REQUIREMENTS: Every entry must be copied word for word.

** begin RECORDS FOR THIS TASK **

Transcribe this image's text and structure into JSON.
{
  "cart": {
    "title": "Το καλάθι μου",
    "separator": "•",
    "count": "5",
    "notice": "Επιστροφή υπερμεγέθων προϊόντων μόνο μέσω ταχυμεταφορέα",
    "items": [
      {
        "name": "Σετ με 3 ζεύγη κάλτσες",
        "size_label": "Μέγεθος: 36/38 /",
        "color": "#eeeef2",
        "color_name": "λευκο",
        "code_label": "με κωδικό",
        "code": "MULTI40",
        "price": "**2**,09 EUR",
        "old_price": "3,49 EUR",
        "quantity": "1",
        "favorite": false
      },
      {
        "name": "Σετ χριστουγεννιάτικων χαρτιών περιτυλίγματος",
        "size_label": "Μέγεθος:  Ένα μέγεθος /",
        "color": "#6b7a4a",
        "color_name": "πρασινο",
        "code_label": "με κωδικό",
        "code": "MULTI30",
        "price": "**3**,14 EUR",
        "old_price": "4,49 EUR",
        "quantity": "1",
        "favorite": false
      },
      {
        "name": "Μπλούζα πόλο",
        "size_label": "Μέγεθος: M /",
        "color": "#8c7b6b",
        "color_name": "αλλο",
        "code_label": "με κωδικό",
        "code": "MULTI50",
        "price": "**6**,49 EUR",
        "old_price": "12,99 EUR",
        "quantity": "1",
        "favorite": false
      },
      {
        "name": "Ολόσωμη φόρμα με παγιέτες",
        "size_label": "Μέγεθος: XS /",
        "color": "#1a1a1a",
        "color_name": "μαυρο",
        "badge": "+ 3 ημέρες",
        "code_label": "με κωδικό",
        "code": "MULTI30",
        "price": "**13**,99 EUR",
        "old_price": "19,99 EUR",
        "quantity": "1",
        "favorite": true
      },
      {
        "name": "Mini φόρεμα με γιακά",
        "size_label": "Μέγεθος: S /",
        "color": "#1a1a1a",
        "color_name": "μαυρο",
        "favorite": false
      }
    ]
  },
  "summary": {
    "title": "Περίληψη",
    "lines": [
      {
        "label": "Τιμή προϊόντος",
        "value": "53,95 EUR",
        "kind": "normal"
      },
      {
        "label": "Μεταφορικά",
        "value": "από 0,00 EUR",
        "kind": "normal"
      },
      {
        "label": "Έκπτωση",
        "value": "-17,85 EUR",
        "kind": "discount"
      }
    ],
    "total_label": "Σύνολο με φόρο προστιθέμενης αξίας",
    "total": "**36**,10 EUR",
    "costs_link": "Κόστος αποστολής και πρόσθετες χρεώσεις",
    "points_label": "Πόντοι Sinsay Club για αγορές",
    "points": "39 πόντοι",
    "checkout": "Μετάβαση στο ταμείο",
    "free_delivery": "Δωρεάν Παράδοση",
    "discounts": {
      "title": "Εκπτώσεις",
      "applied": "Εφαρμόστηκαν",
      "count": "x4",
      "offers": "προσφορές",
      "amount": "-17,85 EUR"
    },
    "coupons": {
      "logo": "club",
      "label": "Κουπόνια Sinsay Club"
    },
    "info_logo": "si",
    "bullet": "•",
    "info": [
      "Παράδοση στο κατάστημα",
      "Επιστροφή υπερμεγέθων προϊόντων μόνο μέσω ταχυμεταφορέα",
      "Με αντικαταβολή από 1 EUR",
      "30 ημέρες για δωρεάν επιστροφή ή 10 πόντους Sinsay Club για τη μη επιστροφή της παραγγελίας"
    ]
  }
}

** end RECORDS FOR THIS TASK **

WRITTEN ANSWER:
Transcribe this image's text and structure into JSON.
{
  "cart": {
    "title": "Το καλάθι μου",
    "separator": "•",
    "count": "5",
    "notice": "Επιστροφή υπερμεγέθων προϊόντων μόνο μέσω ταχυμεταφορέα",
    "items": [
      {
        "name": "Σετ με 3 ζεύγη κάλτσες",
        "size_label": "Μέγεθος: 36/38 /",
        "color": "#eeeef2",
        "color_name": "λευκο",
        "code_label": "με κωδικό",
        "code": "MULTI40",
        "price": "**2**,09 EUR",
        "old_price": "3,49 EUR",
        "quantity": "1",
        "favorite": false
      },
      {
        "name": "Σετ χριστουγεννιάτικων χαρτιών περιτυλίγματος",
        "size_label": "Μέγεθος:  Ένα μέγεθος /",
        "color": "#6b7a4a",
        "color_name": "πρασινο",
        "code_label": "με κωδικό",
        "code": "MULTI30",
        "price": "**3**,14 EUR",
        "old_price": "4,49 EUR",
        "quantity": "1",
        "favorite": false
      },
      {
        "name": "Μπλούζα πόλο",
        "size_label": "Μέγεθος: M /",
        "color": "#8c7b6b",
        "color_name": "αλλο",
        "code_label": "με κωδικό",
        "code": "MULTI50",
        "price": "**6**,49 EUR",
        "old_price": "12,99 EUR",
        "quantity": "1",
        "favorite": false
      },
      {
        "name": "Ολόσωμη φόρμα με παγιέτες",
        "size_label": "Μέγεθος: XS /",
        "color": "#1a1a1a",
        "color_name": "μαυρο",
        "badge": "+ 3 ημέρες",
        "code_label": "με κωδικό",
        "code": "MULTI30",
        "price": "**13**,99 EUR",
        "old_price": "19,99 EUR",
        "quantity": "1",
        "favorite": true
      },
      {
        "name": "Mini φόρεμα με γιακά",
        "size_label": "Μέγεθος: S /",
        "color": "#1a1a1a",
        "color_name": "μαυρο",
        "favorite": false
      }
    ]
  },
  "summary": {
    "title": "Περίληψη",
    "lines": [
      {
        "label": "Τιμή προϊόντος",
        "value": "53,95 EUR",
        "kind": "normal"
      },
      {
        "label": "Μεταφορικά",
        "value": "από 0,00 EUR",
        "kind": "normal"
      },
      {
        "label": "Έκπτωση",
        "value": "-17,85 EUR",
        "kind": "discount"
      }
    ],
    "total_label": "Σύνολο με φόρο προστιθέμενης αξίας",
    "total": "**36**,10 EUR",
    "costs_link": "Κόστος αποστολής και πρόσθετες χρεώσεις",
    "points_label": "Πόντοι Sinsay Club για αγορές",
    "points": "39 πόντοι",
    "checkout": "Μετάβαση στο ταμείο",
    "free_delivery": "Δωρεάν Παράδοση",
    "discounts": {
      "title": "Εκπτώσεις",
      "applied": "Εφαρμόστηκαν",
      "count": "x4",
      "offers": "προσφορές",
      "amount": "-17,85 EUR"
    },
    "coupons": {
      "logo": "club",
      "label": "Κουπόνια Sinsay Club"
    },
    "info_logo": "si",
    "bullet": "•",
    "info": [
      "Παράδοση στο κατάστημα",
      "Επιστροφή υπερμεγέθων προϊόντων μόνο μέσω ταχυμεταφορέα",
      "Με αντικαταβολή από 1 EUR",
      "30 ημέρες για δωρεάν επιστροφή ή 10 πόντους Sinsay Club για τη μη επιστροφή της παραγγελίας"
    ]
  }
}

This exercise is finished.